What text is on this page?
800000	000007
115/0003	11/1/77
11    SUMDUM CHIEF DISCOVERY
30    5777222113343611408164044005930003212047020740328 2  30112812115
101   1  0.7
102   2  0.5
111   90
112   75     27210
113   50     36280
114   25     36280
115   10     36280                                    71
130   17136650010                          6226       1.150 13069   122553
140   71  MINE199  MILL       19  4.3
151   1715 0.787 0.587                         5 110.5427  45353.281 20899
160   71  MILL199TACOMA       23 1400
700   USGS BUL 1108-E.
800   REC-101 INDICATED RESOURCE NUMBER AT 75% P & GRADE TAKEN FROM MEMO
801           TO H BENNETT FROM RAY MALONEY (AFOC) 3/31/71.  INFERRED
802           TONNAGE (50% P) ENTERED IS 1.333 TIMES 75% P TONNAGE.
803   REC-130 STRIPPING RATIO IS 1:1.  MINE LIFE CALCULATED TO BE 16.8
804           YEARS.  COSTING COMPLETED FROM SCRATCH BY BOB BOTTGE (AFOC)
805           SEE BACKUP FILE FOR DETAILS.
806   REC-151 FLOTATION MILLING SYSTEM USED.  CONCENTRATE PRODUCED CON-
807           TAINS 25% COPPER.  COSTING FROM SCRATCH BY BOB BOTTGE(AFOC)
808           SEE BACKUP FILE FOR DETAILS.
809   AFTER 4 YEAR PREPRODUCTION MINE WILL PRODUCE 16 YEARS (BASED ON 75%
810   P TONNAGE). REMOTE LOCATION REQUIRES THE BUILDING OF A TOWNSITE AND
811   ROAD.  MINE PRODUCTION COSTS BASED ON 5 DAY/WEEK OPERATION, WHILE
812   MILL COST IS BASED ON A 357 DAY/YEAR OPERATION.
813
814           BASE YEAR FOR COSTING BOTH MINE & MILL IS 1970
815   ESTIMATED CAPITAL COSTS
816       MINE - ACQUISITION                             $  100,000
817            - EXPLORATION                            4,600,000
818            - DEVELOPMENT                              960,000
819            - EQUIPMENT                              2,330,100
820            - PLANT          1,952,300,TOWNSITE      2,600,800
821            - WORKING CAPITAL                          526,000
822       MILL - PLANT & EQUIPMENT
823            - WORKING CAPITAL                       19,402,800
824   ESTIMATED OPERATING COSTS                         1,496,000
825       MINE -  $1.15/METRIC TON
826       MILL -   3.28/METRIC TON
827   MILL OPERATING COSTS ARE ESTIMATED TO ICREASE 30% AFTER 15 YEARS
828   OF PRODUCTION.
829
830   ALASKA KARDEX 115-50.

■ ■ ■ ■ ■ ■ ■

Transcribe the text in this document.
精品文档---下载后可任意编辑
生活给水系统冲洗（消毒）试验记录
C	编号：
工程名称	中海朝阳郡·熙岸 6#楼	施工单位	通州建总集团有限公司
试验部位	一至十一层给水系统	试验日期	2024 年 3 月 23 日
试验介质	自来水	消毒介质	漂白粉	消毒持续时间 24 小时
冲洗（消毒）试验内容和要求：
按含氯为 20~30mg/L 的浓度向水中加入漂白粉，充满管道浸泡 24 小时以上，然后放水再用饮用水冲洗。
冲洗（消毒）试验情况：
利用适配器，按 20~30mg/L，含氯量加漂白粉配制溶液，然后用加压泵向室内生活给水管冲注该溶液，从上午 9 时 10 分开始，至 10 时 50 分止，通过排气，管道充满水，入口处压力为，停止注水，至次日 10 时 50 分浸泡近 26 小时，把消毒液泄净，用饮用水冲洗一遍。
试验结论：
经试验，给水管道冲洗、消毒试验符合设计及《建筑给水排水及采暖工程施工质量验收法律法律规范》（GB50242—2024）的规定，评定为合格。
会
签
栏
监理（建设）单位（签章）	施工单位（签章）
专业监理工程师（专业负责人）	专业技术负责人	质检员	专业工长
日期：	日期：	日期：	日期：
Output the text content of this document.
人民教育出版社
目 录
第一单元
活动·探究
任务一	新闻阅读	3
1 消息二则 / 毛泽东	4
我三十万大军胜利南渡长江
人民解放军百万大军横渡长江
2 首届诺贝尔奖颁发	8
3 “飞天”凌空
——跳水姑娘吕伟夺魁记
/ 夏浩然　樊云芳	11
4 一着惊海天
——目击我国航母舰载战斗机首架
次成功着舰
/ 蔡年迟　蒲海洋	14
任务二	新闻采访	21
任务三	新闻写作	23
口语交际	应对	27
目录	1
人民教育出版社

■ ■ ■ ■ ■ ■ ■

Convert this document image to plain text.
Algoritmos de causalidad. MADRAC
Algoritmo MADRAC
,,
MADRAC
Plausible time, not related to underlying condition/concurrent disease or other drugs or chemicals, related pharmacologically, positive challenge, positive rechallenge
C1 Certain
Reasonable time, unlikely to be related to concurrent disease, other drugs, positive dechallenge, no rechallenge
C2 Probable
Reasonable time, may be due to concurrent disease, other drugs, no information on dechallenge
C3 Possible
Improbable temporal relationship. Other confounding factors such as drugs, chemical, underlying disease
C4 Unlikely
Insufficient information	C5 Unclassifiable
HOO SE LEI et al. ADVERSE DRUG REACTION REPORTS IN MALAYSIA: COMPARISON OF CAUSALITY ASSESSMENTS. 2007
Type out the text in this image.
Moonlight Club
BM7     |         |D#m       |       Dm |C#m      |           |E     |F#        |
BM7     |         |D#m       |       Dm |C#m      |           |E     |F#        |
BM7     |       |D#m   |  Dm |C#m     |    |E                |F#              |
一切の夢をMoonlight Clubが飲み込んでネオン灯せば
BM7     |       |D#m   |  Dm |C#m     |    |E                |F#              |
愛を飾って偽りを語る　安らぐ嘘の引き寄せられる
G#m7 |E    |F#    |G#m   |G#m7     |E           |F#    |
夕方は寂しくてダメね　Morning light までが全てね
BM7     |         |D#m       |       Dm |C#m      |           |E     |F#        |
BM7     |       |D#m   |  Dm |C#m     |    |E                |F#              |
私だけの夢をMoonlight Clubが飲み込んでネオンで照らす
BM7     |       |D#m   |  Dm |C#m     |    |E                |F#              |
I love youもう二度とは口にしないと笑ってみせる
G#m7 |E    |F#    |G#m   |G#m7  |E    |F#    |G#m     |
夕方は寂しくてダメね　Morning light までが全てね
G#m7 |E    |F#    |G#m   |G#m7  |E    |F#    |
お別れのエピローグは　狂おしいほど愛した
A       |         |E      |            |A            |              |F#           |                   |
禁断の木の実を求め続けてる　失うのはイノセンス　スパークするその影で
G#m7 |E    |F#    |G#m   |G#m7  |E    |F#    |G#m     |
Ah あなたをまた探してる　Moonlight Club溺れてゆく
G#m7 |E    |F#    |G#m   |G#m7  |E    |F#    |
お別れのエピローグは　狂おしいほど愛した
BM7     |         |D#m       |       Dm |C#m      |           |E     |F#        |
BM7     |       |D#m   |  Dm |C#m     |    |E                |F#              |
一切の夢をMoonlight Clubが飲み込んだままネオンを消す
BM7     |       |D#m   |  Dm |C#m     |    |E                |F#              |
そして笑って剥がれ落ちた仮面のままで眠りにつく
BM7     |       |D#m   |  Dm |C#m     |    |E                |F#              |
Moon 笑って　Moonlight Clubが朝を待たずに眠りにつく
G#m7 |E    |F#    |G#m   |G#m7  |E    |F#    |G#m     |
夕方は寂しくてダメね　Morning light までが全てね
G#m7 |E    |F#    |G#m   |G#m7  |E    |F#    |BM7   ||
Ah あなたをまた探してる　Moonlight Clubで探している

■ ■ ■ ■ ■ ■ ■

Find the word "Reasonable" in the data and copy out each line where it turns up.

Reasonable time, unlikely to be related to concurrent disease, other drugs, positive dechallenge, no rechallenge
Reasonable time, may be due to concurrent disease, other drugs, no information on dechallenge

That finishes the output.